Extract the lines that hold the string "this".

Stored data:
----------------------------------------
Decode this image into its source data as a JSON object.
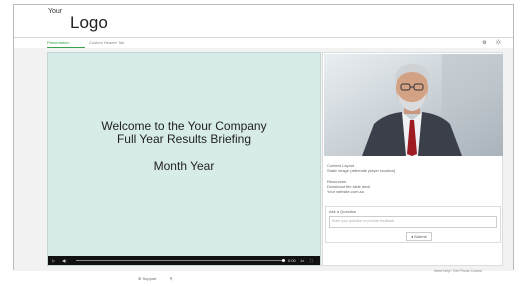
{
  "header": {
    "logo_small": "Your",
    "logo_big": "Logo"
  },
  "tabs": [
    {
      "label": "Presentation"
    },
    {
      "label": "Custom Header Tab"
    }
  ],
  "tools": {
    "settings_icon": "⚙",
    "help_icon": "⓪"
  },
  "slide": {
    "line1": "Welcome to the Your Company",
    "line2": "Full Year Results Briefing",
    "line3": "Month Year"
  },
  "player": {
    "play_icon": "▷",
    "volume_icon": "◀)",
    "time": "0:00",
    "speed": "1x",
    "fullscreen_icon": "⛶",
    "progress": 1.0
  },
  "sidebar": {
    "content_layout_label": "Content Layout",
    "content_layout_text": "Static image (alternate player location)",
    "resources_label": "Resources",
    "resource_1": "Download the slide deck",
    "resource_2": "Your website.com.au",
    "ask_title": "Ask a Question",
    "ask_placeholder": "Enter your question or provide feedback",
    "submit_label": "Submit"
  },
  "footer": {
    "note": "Need help? Get Phone Control",
    "support_label": "Support"
  }
}
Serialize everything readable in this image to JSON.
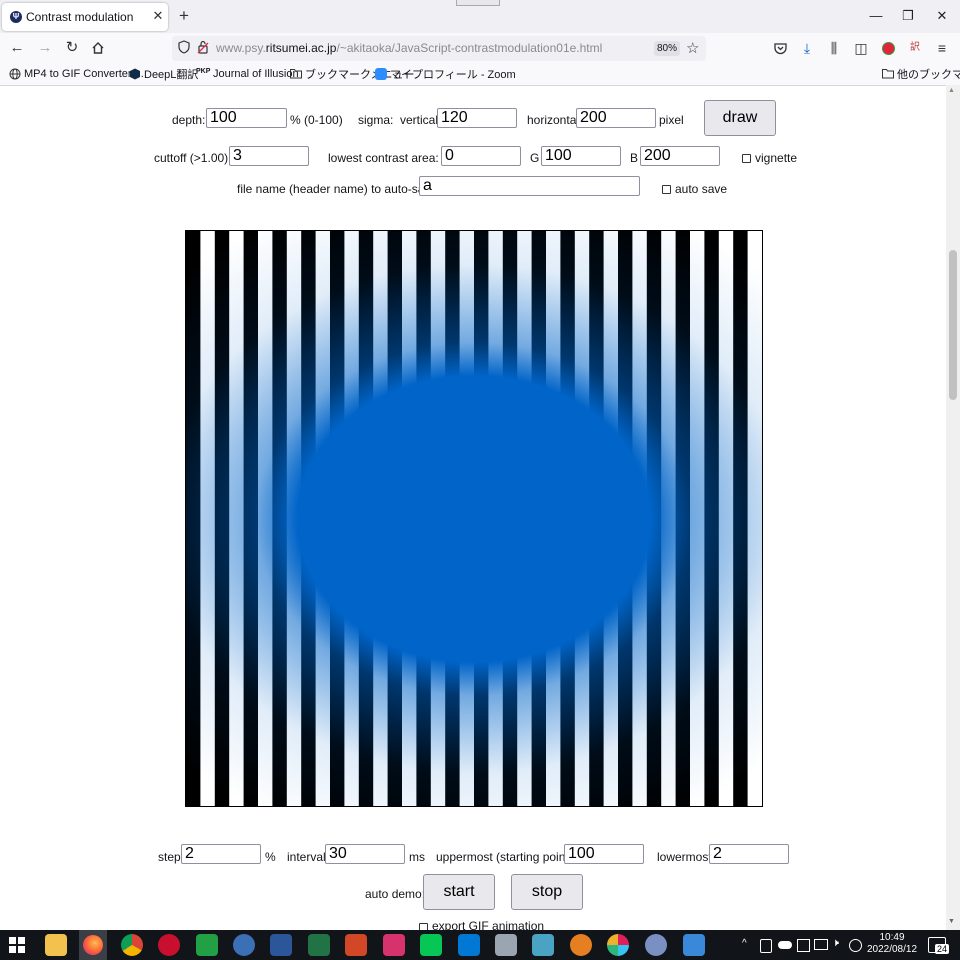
{
  "browser": {
    "tab_title": "Contrast modulation",
    "url_prefix": "www.psy.",
    "url_domain": "ritsumei.ac.jp",
    "url_path": "/~akitaoka/JavaScript-contrastmodulation01e.html",
    "zoom": "80%",
    "bookmarks": [
      {
        "label": "MP4 to GIF Converter ...",
        "icon": "globe-icon"
      },
      {
        "label": "DeepL翻訳",
        "icon": "deepl-icon"
      },
      {
        "label": "Journal of Illusion",
        "icon": "jpe-icon"
      },
      {
        "label": "ブックマークメニュー",
        "icon": "folder-icon"
      },
      {
        "label": "マイプロフィール - Zoom",
        "icon": "zoom-icon"
      }
    ],
    "other_bookmarks": "他のブックマーク"
  },
  "controls": {
    "depth_label": "depth:",
    "depth_value": "100",
    "depth_unit": "% (0-100)",
    "sigma_label": "sigma:",
    "vertical_label": "vertical",
    "vertical_value": "120",
    "horizontal_label": "horizontal",
    "horizontal_value": "200",
    "pixel_label": "pixel",
    "draw_label": "draw",
    "cutoff_label": "cuttoff (>1.00)",
    "cutoff_value": "3",
    "lowest_label": "lowest contrast area: R",
    "r_value": "0",
    "g_label": "G",
    "g_value": "100",
    "b_label": "B",
    "b_value": "200",
    "vignette_label": "vignette",
    "filename_label": "file name (header name) to auto-save",
    "filename_value": "a",
    "autosave_label": "auto save"
  },
  "stimulus": {
    "stripe_count": 20,
    "ellipse_color": "#0064c8",
    "stripe_dark": "#000000",
    "stripe_light": "#ffffff"
  },
  "demo": {
    "step_label": "step",
    "step_value": "2",
    "step_unit": "%",
    "interval_label": "interval",
    "interval_value": "30",
    "interval_unit": "ms",
    "uppermost_label": "uppermost (starting point)",
    "uppermost_value": "100",
    "lowermost_label": "lowermost",
    "lowermost_value": "2",
    "auto_demo_label": "auto demo:",
    "start_label": "start",
    "stop_label": "stop",
    "export_label": "export GIF animation"
  },
  "taskbar": {
    "time": "10:49",
    "date": "2022/08/12",
    "notifications": "24"
  }
}
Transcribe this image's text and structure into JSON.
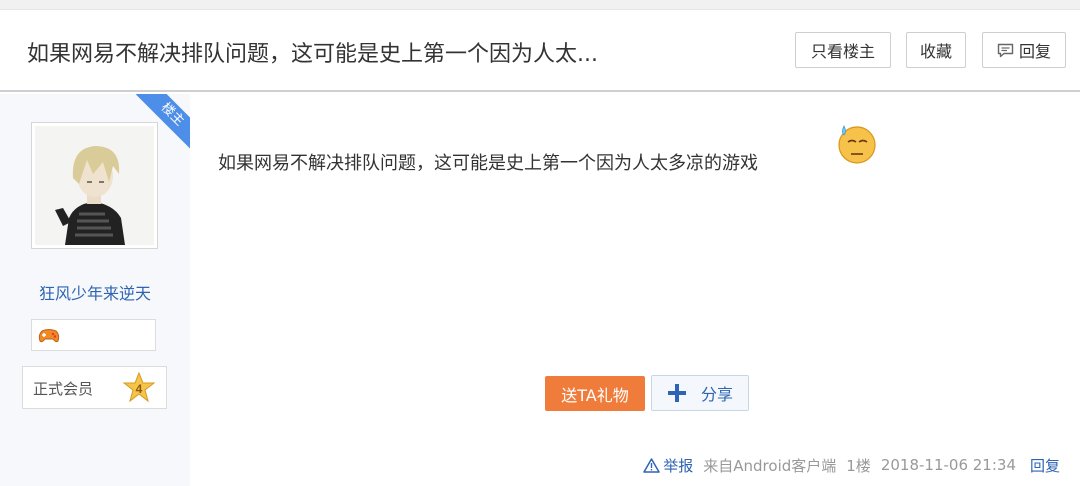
{
  "thread": {
    "title": "如果网易不解决排队问题，这可能是史上第一个因为人太...",
    "buttons": {
      "only_author": "只看楼主",
      "favorite": "收藏",
      "reply": "回复"
    }
  },
  "author": {
    "badge": "楼主",
    "username": "狂风少年来逆天",
    "member_label": "正式会员",
    "level": "4"
  },
  "post": {
    "content": "如果网易不解决排队问题，这可能是史上第一个因为人太多凉的游戏",
    "gift_label": "送TA礼物",
    "share_label": "分享"
  },
  "footer": {
    "report": "举报",
    "source": "来自Android客户端",
    "floor": "1楼",
    "timestamp": "2018-11-06 21:34",
    "reply": "回复"
  },
  "icons": {
    "reply": "speech-bubble-icon",
    "emoji": "sweat-face-icon",
    "share": "plus-cross-icon",
    "report": "warning-triangle-icon",
    "game": "gamepad-icon",
    "level": "star-badge-icon"
  },
  "colors": {
    "link_blue": "#2d64b3",
    "gift_orange": "#f07c3c",
    "badge_blue": "#4c8ee8",
    "sidebar_bg": "#f6f8fb"
  }
}
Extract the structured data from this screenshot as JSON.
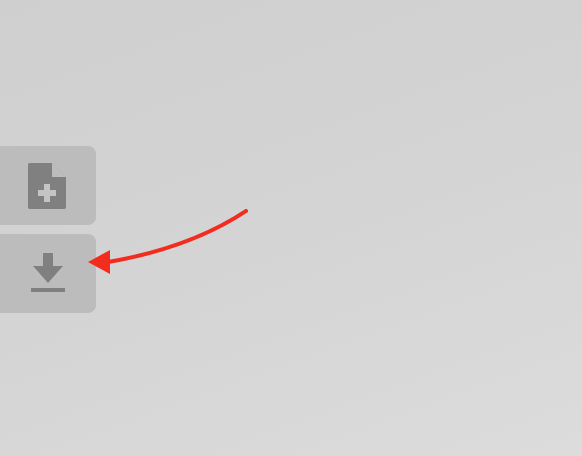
----------------------------------------
Worked answer:
Decode this image into its source data as a JSON object.
Serialize everything readable in this image to JSON.
Transcribe this image's text and structure into JSON.
Extract the structured data from this screenshot as JSON.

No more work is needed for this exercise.